Written request: Do any lines in the data below contain "this"? If so, copy every one of them.

Extracted material:

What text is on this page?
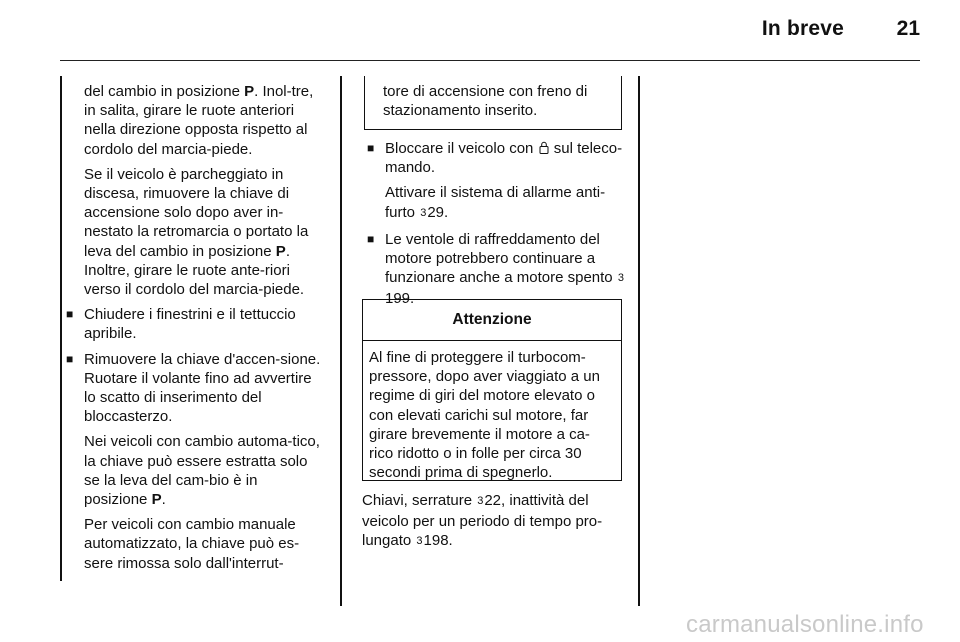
In breve	21
del cambio in posizione P. Inol-tre, in salita, girare le ruote anteriori nella direzione opposta rispetto al cordolo del marcia-piede.
Se il veicolo è parcheggiato in discesa, rimuovere la chiave di accensione solo dopo aver in-nestato la retromarcia o portato la leva del cambio in posizione P. Inoltre, girare le ruote ante-riori verso il cordolo del marcia-piede.
■ Chiudere i finestrini e il tettuccio apribile.
■ Rimuovere la chiave d'accen-sione. Ruotare il volante fino ad avvertire lo scatto di inserimento del bloccasterzo.
Nei veicoli con cambio automa-tico, la chiave può essere estratta solo se la leva del cam-bio è in posizione P.
Per veicoli con cambio manuale automatizzato, la chiave può es-sere rimossa solo dall'interrut-
tore di accensione con freno di stazionamento inserito.
■ Bloccare il veicolo con sul teleco-mando.
Attivare il sistema di allarme anti-furto 329.
■ Le ventole di raffreddamento del motore potrebbero continuare a funzionare anche a motore spento 3199.
Attenzione
Al fine di proteggere il turbocom-pressore, dopo aver viaggiato a un regime di giri del motore elevato o con elevati carichi sul motore, far girare brevemente il motore a ca-rico ridotto o in folle per circa 30 secondi prima di spegnerlo.
Chiavi, serrature 322, inattività del veicolo per un periodo di tempo pro-lungato 3198.
carmanualsonline.info
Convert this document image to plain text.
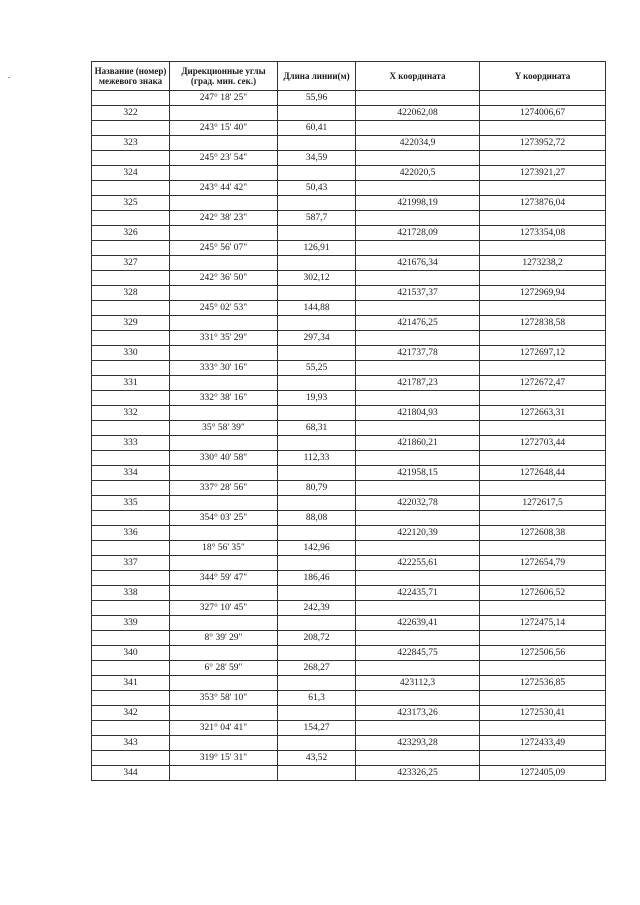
Название (номер) межевого знака	Дирекционные углы (град. мин. сек.)	Длина линии(м)	X координата	Y координата
	247° 18' 25"	55,96		
322			422062,08	1274006,67
	243° 15' 40"	60,41		
323			422034,9	1273952,72
	245° 23' 54"	34,59		
324			422020,5	1273921,27
	243° 44' 42"	50,43		
325			421998,19	1273876,04
	242° 38' 23"	587,7		
326			421728,09	1273354,08
	245° 56' 07"	126,91		
327			421676,34	1273238,2
	242° 36' 50"	302,12		
328			421537,37	1272969,94
	245° 02' 53"	144,88		
329			421476,25	1272838,58
	331° 35' 29"	297,34		
330			421737,78	1272697,12
	333° 30' 16"	55,25		
331			421787,23	1272672,47
	332° 38' 16"	19,93		
332			421804,93	1272663,31
	35° 58' 39"	68,31		
333			421860,21	1272703,44
	330° 40' 58"	112,33		
334			421958,15	1272648,44
	337° 28' 56"	80,79		
335			422032,78	1272617,5
	354° 03' 25"	88,08		
336			422120,39	1272608,38
	18° 56' 35"	142,96		
337			422255,61	1272654,79
	344° 59' 47"	186,46		
338			422435,71	1272606,52
	327° 10' 45"	242,39		
339			422639,41	1272475,14
	8° 39' 29"	208,72		
340			422845,75	1272506,56
	6° 28' 59"	268,27		
341			423112,3	1272536,85
	353° 58' 10"	61,3		
342			423173,26	1272530,41
	321° 04' 41"	154,27		
343			423293,28	1272433,49
	319° 15' 31"	43,52		
344			423326,25	1272405,09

Task solution:
What text is on this page?
Convert this document image to plain text.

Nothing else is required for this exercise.